Excerpt from a dataset:
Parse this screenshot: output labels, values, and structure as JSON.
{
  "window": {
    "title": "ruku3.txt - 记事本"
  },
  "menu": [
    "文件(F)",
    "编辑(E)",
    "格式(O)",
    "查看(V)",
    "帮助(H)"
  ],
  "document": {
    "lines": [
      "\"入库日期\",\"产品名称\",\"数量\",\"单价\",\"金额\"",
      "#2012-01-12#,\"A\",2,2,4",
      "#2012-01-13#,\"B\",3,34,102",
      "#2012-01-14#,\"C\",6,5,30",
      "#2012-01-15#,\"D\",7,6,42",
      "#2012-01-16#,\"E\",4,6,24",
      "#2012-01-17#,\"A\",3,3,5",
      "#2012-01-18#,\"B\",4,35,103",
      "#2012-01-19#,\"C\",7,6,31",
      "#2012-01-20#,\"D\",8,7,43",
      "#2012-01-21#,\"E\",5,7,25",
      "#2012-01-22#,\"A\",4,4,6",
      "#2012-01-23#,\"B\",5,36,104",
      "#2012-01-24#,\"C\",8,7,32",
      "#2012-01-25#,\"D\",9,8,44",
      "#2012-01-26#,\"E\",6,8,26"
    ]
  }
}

* * *

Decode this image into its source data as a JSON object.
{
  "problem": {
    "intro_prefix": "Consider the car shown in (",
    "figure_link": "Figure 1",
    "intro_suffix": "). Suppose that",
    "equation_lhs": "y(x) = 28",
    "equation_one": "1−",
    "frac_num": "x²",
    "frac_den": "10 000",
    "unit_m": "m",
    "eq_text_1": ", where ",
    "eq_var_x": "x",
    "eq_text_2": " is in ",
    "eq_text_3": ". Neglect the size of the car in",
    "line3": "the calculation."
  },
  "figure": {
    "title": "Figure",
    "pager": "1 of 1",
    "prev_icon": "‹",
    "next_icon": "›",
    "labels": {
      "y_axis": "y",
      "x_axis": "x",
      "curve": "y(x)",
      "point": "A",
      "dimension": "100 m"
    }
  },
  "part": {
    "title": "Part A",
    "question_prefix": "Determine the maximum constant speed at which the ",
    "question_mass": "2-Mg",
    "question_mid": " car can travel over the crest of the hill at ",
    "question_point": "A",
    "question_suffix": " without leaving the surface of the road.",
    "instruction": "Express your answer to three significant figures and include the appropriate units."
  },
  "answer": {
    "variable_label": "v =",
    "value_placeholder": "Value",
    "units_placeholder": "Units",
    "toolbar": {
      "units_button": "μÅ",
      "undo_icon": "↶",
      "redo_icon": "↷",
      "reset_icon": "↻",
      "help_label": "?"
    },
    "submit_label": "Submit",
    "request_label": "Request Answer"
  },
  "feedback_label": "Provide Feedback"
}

— WHAT THE EXERCISE ASKS —
Lines containing the word "title" must all be returned from the material above.

— TASK RESULT —
    "title": "ruku3.txt - 记事本"
    "title": "Figure",
    "title": "Part A",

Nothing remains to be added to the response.